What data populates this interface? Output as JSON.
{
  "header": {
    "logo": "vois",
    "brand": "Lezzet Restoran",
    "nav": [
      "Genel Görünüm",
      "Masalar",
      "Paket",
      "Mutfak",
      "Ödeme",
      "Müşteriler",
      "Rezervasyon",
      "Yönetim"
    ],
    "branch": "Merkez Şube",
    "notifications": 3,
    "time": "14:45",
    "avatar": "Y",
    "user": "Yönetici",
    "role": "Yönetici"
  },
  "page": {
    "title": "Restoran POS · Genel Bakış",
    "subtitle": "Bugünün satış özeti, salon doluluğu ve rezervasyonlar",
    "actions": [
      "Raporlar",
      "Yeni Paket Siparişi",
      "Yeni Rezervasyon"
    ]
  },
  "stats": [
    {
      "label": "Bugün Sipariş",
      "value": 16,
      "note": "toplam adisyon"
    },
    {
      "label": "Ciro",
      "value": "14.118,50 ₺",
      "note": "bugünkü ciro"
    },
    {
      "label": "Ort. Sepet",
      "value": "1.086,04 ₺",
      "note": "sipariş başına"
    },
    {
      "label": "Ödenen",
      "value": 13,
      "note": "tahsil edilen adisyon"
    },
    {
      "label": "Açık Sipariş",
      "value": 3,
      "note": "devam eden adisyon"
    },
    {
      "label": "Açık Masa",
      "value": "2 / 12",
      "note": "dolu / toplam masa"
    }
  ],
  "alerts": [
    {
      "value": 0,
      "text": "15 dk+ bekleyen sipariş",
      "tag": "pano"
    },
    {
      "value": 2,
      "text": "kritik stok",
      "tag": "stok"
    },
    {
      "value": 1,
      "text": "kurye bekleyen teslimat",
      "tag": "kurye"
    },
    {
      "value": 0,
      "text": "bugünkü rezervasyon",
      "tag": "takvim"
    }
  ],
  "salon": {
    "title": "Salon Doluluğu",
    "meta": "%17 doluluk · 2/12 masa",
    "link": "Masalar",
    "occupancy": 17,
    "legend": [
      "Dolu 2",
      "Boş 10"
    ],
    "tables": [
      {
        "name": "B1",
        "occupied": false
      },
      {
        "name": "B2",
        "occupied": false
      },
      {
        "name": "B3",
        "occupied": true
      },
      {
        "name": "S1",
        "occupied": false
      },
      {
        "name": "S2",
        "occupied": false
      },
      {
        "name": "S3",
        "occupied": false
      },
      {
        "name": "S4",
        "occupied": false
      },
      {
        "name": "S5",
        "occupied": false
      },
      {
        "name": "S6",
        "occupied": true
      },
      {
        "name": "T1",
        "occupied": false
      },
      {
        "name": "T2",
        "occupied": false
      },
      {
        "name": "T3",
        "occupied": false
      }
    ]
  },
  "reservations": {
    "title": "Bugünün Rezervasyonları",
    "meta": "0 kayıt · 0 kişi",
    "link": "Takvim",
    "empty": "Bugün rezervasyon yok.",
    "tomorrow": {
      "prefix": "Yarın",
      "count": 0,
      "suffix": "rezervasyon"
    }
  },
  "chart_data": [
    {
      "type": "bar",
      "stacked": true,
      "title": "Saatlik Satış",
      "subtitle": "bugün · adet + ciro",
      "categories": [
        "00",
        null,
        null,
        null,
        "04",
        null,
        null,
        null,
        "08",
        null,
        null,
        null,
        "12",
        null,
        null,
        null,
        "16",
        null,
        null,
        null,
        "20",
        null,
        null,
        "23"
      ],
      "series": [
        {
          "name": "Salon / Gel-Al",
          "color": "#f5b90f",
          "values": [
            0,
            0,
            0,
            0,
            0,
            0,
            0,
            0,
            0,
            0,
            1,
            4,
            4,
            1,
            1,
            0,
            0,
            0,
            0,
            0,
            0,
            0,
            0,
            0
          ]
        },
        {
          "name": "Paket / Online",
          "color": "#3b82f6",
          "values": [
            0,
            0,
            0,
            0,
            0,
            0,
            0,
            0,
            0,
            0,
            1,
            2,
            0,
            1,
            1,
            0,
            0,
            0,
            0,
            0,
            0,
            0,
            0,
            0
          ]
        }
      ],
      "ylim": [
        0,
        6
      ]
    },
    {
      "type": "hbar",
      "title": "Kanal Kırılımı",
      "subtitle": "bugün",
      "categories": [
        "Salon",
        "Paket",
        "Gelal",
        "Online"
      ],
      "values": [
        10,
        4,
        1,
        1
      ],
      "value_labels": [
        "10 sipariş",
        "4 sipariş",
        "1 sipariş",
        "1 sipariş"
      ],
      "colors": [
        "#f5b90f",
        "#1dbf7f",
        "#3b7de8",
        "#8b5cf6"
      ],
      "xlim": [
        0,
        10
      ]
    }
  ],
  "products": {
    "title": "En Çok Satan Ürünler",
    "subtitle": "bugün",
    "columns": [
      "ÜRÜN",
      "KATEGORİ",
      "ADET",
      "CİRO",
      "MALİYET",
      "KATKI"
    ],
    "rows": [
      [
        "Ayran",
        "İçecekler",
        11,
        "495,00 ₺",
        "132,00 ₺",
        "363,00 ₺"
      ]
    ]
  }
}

## Work instructions
Using the records above, pull out each line where the word "subtitle" occurs.

## Solution to the exercise
    "subtitle": "Bugünün satış özeti, salon doluluğu ve rezervasyonlar",
      "subtitle": "bugün · adet + ciro",
      "subtitle": "bugün",
    "subtitle": "bugün",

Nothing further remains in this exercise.